For every line in the records that has the word "true", make a copy.

-- begin --

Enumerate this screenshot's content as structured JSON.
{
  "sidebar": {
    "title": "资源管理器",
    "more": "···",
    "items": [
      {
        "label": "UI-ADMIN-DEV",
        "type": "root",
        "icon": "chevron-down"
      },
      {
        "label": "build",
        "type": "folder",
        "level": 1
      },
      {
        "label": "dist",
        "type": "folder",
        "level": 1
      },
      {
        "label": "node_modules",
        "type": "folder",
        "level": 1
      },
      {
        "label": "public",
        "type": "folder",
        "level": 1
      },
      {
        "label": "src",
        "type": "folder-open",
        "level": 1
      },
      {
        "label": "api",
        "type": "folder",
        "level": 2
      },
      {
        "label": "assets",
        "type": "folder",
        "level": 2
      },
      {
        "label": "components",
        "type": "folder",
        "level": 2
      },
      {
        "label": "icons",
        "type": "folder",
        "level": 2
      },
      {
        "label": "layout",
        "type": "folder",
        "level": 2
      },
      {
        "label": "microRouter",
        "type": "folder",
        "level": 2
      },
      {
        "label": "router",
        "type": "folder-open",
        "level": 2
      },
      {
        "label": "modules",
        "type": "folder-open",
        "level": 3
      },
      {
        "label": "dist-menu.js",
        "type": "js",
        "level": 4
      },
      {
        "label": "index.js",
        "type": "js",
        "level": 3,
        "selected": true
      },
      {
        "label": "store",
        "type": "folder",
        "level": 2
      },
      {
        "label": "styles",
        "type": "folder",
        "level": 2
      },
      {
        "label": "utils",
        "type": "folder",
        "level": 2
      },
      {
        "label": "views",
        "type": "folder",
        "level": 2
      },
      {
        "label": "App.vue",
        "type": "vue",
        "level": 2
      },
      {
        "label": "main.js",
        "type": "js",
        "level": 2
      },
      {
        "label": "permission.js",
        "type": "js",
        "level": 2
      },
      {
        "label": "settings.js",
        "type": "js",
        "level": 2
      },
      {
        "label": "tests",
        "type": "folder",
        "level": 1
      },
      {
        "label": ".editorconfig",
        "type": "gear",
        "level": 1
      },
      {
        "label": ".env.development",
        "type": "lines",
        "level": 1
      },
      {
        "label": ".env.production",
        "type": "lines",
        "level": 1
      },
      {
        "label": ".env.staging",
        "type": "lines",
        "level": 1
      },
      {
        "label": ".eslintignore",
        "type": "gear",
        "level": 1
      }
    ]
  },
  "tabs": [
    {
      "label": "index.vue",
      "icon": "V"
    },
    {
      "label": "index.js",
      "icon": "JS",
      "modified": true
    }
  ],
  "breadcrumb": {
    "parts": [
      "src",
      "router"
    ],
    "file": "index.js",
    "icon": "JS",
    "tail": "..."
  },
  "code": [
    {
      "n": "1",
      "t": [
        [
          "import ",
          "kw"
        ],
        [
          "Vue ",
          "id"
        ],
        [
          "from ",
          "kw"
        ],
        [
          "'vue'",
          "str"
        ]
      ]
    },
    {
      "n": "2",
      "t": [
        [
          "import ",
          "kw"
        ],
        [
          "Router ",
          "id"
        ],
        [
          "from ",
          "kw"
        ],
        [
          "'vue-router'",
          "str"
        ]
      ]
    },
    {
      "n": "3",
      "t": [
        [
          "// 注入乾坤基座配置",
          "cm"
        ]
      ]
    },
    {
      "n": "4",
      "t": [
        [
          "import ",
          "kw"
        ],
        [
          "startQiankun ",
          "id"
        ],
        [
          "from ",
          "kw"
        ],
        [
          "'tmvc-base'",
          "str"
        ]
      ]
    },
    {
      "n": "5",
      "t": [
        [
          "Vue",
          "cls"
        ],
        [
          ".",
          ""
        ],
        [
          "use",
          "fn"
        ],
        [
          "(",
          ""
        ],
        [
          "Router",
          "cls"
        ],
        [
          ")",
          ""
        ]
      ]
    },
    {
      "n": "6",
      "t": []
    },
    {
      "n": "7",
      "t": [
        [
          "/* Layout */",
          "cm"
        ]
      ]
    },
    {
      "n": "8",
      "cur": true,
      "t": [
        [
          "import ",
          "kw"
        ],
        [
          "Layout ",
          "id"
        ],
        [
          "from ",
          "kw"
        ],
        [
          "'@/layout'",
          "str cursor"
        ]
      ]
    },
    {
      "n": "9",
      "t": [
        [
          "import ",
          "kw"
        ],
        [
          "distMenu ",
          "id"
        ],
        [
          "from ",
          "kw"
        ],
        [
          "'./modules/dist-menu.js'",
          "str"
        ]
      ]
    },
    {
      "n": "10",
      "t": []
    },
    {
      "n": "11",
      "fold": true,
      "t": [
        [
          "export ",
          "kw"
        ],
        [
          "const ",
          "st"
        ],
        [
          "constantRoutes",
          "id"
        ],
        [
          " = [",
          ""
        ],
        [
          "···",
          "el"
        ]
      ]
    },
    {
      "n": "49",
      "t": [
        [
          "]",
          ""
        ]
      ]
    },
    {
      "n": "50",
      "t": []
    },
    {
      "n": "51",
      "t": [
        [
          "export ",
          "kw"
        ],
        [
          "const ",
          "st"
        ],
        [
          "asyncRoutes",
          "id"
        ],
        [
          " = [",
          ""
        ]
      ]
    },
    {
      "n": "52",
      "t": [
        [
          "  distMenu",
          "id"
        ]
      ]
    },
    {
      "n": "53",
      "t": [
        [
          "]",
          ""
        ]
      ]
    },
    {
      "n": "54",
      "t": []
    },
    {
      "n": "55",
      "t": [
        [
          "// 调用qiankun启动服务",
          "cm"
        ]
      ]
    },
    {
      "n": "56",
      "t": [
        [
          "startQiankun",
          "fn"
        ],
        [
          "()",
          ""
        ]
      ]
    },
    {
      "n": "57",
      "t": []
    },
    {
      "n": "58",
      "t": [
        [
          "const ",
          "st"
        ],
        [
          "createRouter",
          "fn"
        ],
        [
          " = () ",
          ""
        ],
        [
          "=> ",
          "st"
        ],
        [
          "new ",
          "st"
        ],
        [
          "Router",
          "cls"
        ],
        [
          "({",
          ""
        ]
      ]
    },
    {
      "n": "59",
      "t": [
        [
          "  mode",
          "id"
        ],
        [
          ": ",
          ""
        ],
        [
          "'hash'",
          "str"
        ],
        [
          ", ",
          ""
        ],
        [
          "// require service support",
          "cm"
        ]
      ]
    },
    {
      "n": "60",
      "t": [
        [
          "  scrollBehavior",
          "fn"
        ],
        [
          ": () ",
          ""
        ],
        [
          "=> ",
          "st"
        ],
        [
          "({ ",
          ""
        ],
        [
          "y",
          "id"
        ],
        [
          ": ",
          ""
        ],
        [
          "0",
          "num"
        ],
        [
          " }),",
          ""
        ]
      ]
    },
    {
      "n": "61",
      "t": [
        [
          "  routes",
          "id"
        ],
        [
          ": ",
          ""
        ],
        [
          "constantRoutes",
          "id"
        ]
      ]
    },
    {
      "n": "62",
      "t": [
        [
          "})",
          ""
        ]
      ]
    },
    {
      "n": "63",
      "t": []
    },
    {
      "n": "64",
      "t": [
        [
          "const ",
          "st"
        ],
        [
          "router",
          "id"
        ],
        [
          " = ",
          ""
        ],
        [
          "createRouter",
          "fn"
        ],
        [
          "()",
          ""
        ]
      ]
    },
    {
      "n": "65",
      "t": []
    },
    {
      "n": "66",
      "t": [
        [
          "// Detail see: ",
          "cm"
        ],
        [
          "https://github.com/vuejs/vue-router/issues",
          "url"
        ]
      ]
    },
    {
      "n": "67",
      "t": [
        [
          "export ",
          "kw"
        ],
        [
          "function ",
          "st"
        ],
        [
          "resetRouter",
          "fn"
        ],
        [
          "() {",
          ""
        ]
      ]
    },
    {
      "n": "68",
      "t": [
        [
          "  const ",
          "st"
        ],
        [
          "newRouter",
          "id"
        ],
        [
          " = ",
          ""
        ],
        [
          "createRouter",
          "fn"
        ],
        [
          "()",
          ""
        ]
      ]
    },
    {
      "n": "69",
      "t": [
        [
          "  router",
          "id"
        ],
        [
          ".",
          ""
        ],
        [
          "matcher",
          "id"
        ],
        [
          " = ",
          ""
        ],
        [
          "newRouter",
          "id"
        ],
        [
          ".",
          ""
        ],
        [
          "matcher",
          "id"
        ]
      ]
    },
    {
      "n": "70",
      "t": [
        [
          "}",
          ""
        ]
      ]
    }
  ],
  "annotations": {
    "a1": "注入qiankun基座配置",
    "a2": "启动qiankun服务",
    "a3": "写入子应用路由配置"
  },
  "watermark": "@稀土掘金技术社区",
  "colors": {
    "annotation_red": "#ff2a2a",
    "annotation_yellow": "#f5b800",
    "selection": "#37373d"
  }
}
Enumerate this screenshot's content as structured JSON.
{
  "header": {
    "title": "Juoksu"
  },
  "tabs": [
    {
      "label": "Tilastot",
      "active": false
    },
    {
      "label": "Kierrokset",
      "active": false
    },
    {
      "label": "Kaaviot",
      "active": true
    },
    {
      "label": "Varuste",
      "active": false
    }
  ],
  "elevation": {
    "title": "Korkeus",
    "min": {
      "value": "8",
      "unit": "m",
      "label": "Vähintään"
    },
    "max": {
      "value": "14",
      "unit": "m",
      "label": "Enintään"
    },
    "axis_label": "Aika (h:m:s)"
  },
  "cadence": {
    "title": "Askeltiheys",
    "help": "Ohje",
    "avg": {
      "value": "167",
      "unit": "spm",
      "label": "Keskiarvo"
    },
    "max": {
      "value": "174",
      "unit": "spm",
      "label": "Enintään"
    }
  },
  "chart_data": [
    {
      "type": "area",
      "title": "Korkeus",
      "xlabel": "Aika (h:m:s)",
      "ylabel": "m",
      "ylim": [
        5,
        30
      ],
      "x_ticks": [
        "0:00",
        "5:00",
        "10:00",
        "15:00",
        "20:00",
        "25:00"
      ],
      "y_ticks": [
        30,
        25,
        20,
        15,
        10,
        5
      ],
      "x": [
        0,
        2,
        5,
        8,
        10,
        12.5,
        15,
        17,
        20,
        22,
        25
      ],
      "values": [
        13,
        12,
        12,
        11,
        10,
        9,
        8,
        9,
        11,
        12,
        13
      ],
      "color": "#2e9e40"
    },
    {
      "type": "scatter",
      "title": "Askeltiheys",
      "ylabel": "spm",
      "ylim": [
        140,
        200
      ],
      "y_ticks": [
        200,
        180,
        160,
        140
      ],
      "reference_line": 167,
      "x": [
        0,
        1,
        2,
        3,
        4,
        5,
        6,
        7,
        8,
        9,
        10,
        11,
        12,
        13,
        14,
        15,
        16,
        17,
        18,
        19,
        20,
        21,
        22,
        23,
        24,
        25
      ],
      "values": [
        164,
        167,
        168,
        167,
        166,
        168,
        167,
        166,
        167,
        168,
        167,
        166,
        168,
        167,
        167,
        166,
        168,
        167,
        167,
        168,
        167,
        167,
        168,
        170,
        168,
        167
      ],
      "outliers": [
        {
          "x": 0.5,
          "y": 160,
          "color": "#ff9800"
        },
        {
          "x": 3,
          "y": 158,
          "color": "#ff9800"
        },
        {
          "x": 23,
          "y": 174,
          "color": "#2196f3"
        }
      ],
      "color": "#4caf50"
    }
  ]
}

-- end --

**Output:**
        "selected": true
      "modified": true
      "cur": true,
      "fold": true,
      "active": true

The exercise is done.